==== DOCUMENT SEGMENT ====

I simply want to use 2 HC-SR04 sensors and use the result to turn on their appropriate LED when MAX_DISTANCE is less than 30.

SR04 #1 - turns on LED1 when MAX_DISTANCE is less than 30
            - turns off LED1 when MAX_DISTANCE is greater than 30

SR04 #2 - turns on LED2 when MAX_DISTANCE is less than 30
            - turns off LED2 when MAX_DISTANCE is greater than 30


I added an if/else statement in the pingResults() function, LED 1 turns ON and remains on when
either sensor is triggered.
What do I have to do to declare both sensor 1 and sensor 2 in the function?  

Sounds pretty simple but I'm kinda new at this so be gentle!  smiley

Thanks.


Here's the sketch:

#include <NewPing.h>

#define SONAR_NUM      2
#define MAX_DISTANCE 30
#define PING_INTERVAL 33
//LED setup
#define LED_1   12
#define LED_2   13

unsigned long pingTimer[SONAR_NUM];
uint8_t currentSensor = 0;

NewPing sonar[SONAR_NUM] = {  
  NewPing(4, 5, MAX_DISTANCE),
  NewPing(6, 7, MAX_DISTANCE)  
};

void setup() {
  pinMode(LED_1, OUTPUT);
  pinMode(LED_2, OUTPUT);
  
  Serial.begin(115200);
  pingTimer[0] = millis() + 75;
  for (uint8_t i = 1; i < SONAR_NUM; i++)
    pingTimer = pingTimer[i - 1] + PING_INTERVAL;
}

void loop() {
  
  for (uint8_t i = 0; i < SONAR_NUM; i++) {
    if (millis() >= pingTimer) {    
      pingTimer += PING_INTERVAL * SONAR_NUM;  
      sonar[currentSensor].timer_stop();  
      currentSensor = i;                  
      sonar[currentSensor].ping_timer(echoCheck);
    }
  }


}

void echoCheck() {  
  if (sonar[currentSensor].check_timer())
    pingResult(currentSensor, sonar[currentSensor].ping_result / US_ROUNDTRIP_CM);
}

void pingResult(uint8_t sensor, int cm) {  // Sensor got a ping, do something with the result.

====

Reproduce everything in the HC-SR04 sketch post from "for (uint8_t i = 0;" down to "check_timer())", character for character.

==== DATA PROVIDED ====

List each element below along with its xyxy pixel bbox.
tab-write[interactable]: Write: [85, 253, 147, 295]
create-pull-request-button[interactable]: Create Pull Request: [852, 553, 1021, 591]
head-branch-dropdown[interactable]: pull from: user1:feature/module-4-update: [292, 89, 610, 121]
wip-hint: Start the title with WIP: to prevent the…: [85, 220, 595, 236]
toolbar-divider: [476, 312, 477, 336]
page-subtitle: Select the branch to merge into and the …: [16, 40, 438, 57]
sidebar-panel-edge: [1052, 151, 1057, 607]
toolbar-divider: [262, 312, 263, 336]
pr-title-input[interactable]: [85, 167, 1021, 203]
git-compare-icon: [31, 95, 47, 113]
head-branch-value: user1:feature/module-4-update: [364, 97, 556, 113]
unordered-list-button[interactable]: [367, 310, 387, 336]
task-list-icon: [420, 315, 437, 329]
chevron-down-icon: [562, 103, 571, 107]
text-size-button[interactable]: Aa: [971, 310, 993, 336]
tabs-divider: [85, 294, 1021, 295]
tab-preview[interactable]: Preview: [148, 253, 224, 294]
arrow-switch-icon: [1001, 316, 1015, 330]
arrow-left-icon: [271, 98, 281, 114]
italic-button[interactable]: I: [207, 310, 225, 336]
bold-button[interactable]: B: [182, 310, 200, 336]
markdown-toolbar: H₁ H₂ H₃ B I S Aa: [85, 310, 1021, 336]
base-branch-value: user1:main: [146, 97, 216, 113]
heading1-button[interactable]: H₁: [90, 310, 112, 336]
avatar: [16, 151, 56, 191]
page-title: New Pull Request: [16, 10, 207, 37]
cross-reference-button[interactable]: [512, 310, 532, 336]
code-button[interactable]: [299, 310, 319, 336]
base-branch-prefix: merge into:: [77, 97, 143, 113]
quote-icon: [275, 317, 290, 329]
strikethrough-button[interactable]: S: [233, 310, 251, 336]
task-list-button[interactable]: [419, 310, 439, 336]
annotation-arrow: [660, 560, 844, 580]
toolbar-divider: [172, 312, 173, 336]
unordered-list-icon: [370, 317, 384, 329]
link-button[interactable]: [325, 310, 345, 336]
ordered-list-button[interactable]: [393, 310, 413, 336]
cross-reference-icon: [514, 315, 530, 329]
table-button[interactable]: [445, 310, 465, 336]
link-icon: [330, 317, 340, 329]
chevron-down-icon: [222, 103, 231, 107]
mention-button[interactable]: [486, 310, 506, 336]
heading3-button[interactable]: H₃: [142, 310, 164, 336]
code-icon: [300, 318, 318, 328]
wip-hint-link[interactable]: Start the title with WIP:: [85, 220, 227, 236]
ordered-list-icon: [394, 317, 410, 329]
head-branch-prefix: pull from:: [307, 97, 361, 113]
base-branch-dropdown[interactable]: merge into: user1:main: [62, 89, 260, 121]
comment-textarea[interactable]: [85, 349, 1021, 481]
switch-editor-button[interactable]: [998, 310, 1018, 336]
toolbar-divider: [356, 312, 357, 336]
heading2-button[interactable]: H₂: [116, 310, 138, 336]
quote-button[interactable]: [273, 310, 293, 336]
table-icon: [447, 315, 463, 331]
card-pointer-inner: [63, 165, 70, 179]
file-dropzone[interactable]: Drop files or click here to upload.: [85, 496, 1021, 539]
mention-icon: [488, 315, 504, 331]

====

EXERCISE OUTPUT:
for (uint8_t i = 0; i < SONAR_NUM; i++) {
    if (millis() >= pingTimer) {    
      pingTimer += PING_INTERVAL * SONAR_NUM;  
      sonar[currentSensor].timer_stop();  
      currentSensor = i;                  
      sonar[currentSensor].ping_timer(echoCheck);
    }
  }


}

void echoCheck() {  
  if (sonar[currentSensor].check_timer())